• [Task brief] Extract all of the data and reproduce it precisely.
• • •
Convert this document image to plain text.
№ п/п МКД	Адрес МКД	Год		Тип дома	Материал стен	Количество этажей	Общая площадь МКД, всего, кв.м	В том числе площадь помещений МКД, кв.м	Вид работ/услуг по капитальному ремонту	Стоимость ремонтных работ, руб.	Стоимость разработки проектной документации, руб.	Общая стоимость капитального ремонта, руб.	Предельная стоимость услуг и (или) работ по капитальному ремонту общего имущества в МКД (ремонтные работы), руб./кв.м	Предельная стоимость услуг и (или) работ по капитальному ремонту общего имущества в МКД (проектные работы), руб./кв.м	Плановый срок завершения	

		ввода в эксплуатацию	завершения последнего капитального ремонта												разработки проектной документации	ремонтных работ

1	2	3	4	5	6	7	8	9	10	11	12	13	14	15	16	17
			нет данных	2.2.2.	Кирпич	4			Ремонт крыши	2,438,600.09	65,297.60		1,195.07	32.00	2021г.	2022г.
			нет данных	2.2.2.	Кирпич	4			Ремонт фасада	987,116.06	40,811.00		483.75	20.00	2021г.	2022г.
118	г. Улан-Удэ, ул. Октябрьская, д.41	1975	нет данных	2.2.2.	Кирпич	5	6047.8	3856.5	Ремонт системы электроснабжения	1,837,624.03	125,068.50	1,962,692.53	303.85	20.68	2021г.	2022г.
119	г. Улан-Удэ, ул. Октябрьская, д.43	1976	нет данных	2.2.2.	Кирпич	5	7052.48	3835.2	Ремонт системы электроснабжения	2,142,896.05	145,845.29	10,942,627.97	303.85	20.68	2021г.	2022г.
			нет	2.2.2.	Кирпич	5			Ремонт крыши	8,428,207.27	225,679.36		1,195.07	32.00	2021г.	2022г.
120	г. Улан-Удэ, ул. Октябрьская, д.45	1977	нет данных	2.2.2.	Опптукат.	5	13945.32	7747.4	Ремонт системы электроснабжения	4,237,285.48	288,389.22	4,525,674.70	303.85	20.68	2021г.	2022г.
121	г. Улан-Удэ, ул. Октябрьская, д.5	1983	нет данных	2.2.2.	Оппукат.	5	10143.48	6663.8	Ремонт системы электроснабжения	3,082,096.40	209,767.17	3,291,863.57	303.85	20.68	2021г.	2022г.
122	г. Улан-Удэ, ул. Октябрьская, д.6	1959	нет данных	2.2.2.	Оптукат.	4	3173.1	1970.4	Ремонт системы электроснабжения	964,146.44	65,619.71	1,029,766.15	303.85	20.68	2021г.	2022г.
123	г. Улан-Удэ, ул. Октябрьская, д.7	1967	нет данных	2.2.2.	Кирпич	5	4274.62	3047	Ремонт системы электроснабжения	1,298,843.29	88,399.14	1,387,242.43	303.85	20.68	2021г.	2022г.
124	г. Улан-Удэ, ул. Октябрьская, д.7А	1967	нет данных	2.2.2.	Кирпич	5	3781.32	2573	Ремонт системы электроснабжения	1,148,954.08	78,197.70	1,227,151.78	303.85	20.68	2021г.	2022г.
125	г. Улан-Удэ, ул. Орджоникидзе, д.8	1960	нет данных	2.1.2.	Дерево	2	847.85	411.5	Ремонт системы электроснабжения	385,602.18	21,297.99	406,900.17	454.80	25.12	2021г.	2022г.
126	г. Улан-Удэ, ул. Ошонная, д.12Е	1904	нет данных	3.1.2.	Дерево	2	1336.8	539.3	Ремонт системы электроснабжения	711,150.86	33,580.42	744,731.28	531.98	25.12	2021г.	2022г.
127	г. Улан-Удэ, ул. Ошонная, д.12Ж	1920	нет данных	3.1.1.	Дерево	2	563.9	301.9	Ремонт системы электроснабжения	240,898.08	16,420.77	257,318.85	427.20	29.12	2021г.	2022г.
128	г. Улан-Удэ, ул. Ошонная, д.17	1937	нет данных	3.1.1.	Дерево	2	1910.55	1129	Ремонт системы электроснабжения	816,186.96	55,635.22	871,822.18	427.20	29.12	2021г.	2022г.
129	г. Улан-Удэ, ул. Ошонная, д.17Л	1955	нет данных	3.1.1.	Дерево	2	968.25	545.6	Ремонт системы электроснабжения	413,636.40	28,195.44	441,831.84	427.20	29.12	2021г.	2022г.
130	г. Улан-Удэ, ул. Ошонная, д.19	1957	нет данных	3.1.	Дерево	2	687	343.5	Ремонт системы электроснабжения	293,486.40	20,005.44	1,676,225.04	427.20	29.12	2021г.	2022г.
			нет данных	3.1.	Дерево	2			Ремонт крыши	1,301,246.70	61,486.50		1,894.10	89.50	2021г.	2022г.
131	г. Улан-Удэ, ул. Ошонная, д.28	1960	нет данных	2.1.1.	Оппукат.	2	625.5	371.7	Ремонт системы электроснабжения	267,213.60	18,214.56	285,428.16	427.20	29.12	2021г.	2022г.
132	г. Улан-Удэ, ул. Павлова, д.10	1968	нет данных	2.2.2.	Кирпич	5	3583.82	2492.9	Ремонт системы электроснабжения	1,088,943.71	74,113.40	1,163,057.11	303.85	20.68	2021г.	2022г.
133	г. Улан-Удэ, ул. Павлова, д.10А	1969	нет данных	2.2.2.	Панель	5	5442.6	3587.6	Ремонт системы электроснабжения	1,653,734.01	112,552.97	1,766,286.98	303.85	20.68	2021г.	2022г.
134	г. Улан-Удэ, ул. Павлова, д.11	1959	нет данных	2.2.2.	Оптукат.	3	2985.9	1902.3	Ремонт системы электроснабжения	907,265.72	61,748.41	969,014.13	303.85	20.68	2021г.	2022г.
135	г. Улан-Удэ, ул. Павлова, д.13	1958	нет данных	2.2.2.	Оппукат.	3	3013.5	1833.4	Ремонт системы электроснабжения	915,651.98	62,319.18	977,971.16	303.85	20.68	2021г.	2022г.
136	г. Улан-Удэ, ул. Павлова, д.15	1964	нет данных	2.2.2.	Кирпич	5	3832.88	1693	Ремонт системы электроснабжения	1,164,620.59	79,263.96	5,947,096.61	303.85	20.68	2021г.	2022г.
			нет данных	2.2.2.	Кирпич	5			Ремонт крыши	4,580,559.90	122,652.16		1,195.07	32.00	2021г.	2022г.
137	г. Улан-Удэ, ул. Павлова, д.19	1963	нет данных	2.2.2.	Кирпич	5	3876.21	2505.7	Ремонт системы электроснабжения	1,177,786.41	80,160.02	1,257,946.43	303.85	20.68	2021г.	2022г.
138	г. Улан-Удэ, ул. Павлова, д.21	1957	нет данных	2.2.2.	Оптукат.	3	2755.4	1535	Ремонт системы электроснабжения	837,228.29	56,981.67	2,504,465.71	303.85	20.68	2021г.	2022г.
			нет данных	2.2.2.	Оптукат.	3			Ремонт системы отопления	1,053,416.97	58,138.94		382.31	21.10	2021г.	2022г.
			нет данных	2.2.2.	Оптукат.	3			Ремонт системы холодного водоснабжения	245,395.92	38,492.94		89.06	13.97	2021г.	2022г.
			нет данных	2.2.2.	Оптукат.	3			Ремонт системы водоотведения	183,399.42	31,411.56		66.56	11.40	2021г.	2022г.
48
• • •
• [Answer in full]
Convert this document image to plain text.
№ п/п МКД	Адрес МКД	Год		Тип дома	Материал стен	Количество этажей	Общая площадь МКД, всего, кв.м	В том числе площадь помещений МКД, кв.м	Вид работ/услуг по капитальному ремонту	Стоимость ремонтных работ, руб.	Стоимость разработки проектной документации, руб.	Общая стоимость капитального ремонта, руб.	Предельная стоимость услуг и (или) работ по капитальному ремонту общего имущества в МКД (ремонтные работы), руб./кв.м	Предельная стоимость услуг и (или) работ по капитальному ремонту общего имущества в МКД (проектные работы), руб./кв.м	Плановый срок завершения	

		ввода в эксплуатацию	завершения последнего капитального ремонта												разработки проектной документации	ремонтных работ

1	2	3	4	5	6	7	8	9	10	11	12	13	14	15	16	17
			нет данных	2.2.2.	Кирпич	4			Ремонт крыши	2,438,600.09	65,297.60		1,195.07	32.00	2021г.	2022г.
			нет данных	2.2.2.	Кирпич	4			Ремонт фасада	987,116.06	40,811.00		483.75	20.00	2021г.	2022г.
118	г. Улан-Удэ, ул. Октябрьская, д.41	1975	нет данных	2.2.2.	Кирпич	5	6047.8	3856.5	Ремонт системы электроснабжения	1,837,624.03	125,068.50	1,962,692.53	303.85	20.68	2021г.	2022г.
119	г. Улан-Удэ, ул. Октябрьская, д.43	1976	нет данных	2.2.2.	Кирпич	5	7052.48	3835.2	Ремонт системы электроснабжения	2,142,896.05	145,845.29	10,942,627.97	303.85	20.68	2021г.	2022г.
			нет	2.2.2.	Кирпич	5			Ремонт крыши	8,428,207.27	225,679.36		1,195.07	32.00	2021г.	2022г.
120	г. Улан-Удэ, ул. Октябрьская, д.45	1977	нет данных	2.2.2.	Опптукат.	5	13945.32	7747.4	Ремонт системы электроснабжения	4,237,285.48	288,389.22	4,525,674.70	303.85	20.68	2021г.	2022г.
121	г. Улан-Удэ, ул. Октябрьская, д.5	1983	нет данных	2.2.2.	Оппукат.	5	10143.48	6663.8	Ремонт системы электроснабжения	3,082,096.40	209,767.17	3,291,863.57	303.85	20.68	2021г.	2022г.
122	г. Улан-Удэ, ул. Октябрьская, д.6	1959	нет данных	2.2.2.	Оптукат.	4	3173.1	1970.4	Ремонт системы электроснабжения	964,146.44	65,619.71	1,029,766.15	303.85	20.68	2021г.	2022г.
123	г. Улан-Удэ, ул. Октябрьская, д.7	1967	нет данных	2.2.2.	Кирпич	5	4274.62	3047	Ремонт системы электроснабжения	1,298,843.29	88,399.14	1,387,242.43	303.85	20.68	2021г.	2022г.
124	г. Улан-Удэ, ул. Октябрьская, д.7А	1967	нет данных	2.2.2.	Кирпич	5	3781.32	2573	Ремонт системы электроснабжения	1,148,954.08	78,197.70	1,227,151.78	303.85	20.68	2021г.	2022г.
125	г. Улан-Удэ, ул. Орджоникидзе, д.8	1960	нет данных	2.1.2.	Дерево	2	847.85	411.5	Ремонт системы электроснабжения	385,602.18	21,297.99	406,900.17	454.80	25.12	2021г.	2022г.
126	г. Улан-Удэ, ул. Ошонная, д.12Е	1904	нет данных	3.1.2.	Дерево	2	1336.8	539.3	Ремонт системы электроснабжения	711,150.86	33,580.42	744,731.28	531.98	25.12	2021г.	2022г.
127	г. Улан-Удэ, ул. Ошонная, д.12Ж	1920	нет данных	3.1.1.	Дерево	2	563.9	301.9	Ремонт системы электроснабжения	240,898.08	16,420.77	257,318.85	427.20	29.12	2021г.	2022г.
128	г. Улан-Удэ, ул. Ошонная, д.17	1937	нет данных	3.1.1.	Дерево	2	1910.55	1129	Ремонт системы электроснабжения	816,186.96	55,635.22	871,822.18	427.20	29.12	2021г.	2022г.
129	г. Улан-Удэ, ул. Ошонная, д.17Л	1955	нет данных	3.1.1.	Дерево	2	968.25	545.6	Ремонт системы электроснабжения	413,636.40	28,195.44	441,831.84	427.20	29.12	2021г.	2022г.
130	г. Улан-Удэ, ул. Ошонная, д.19	1957	нет данных	3.1.	Дерево	2	687	343.5	Ремонт системы электроснабжения	293,486.40	20,005.44	1,676,225.04	427.20	29.12	2021г.	2022г.
			нет данных	3.1.	Дерево	2			Ремонт крыши	1,301,246.70	61,486.50		1,894.10	89.50	2021г.	2022г.
131	г. Улан-Удэ, ул. Ошонная, д.28	1960	нет данных	2.1.1.	Оппукат.	2	625.5	371.7	Ремонт системы электроснабжения	267,213.60	18,214.56	285,428.16	427.20	29.12	2021г.	2022г.
132	г. Улан-Удэ, ул. Павлова, д.10	1968	нет данных	2.2.2.	Кирпич	5	3583.82	2492.9	Ремонт системы электроснабжения	1,088,943.71	74,113.40	1,163,057.11	303.85	20.68	2021г.	2022г.
133	г. Улан-Удэ, ул. Павлова, д.10А	1969	нет данных	2.2.2.	Панель	5	5442.6	3587.6	Ремонт системы электроснабжения	1,653,734.01	112,552.97	1,766,286.98	303.85	20.68	2021г.	2022г.
134	г. Улан-Удэ, ул. Павлова, д.11	1959	нет данных	2.2.2.	Оптукат.	3	2985.9	1902.3	Ремонт системы электроснабжения	907,265.72	61,748.41	969,014.13	303.85	20.68	2021г.	2022г.
135	г. Улан-Удэ, ул. Павлова, д.13	1958	нет данных	2.2.2.	Оппукат.	3	3013.5	1833.4	Ремонт системы электроснабжения	915,651.98	62,319.18	977,971.16	303.85	20.68	2021г.	2022г.
136	г. Улан-Удэ, ул. Павлова, д.15	1964	нет данных	2.2.2.	Кирпич	5	3832.88	1693	Ремонт системы электроснабжения	1,164,620.59	79,263.96	5,947,096.61	303.85	20.68	2021г.	2022г.
			нет данных	2.2.2.	Кирпич	5			Ремонт крыши	4,580,559.90	122,652.16		1,195.07	32.00	2021г.	2022г.
137	г. Улан-Удэ, ул. Павлова, д.19	1963	нет данных	2.2.2.	Кирпич	5	3876.21	2505.7	Ремонт системы электроснабжения	1,177,786.41	80,160.02	1,257,946.43	303.85	20.68	2021г.	2022г.
138	г. Улан-Удэ, ул. Павлова, д.21	1957	нет данных	2.2.2.	Оптукат.	3	2755.4	1535	Ремонт системы электроснабжения	837,228.29	56,981.67	2,504,465.71	303.85	20.68	2021г.	2022г.
			нет данных	2.2.2.	Оптукат.	3			Ремонт системы отопления	1,053,416.97	58,138.94		382.31	21.10	2021г.	2022г.
			нет данных	2.2.2.	Оптукат.	3			Ремонт системы холодного водоснабжения	245,395.92	38,492.94		89.06	13.97	2021г.	2022г.
			нет данных	2.2.2.	Оптукат.	3			Ремонт системы водоотведения	183,399.42	31,411.56		66.56	11.40	2021г.	2022г.
48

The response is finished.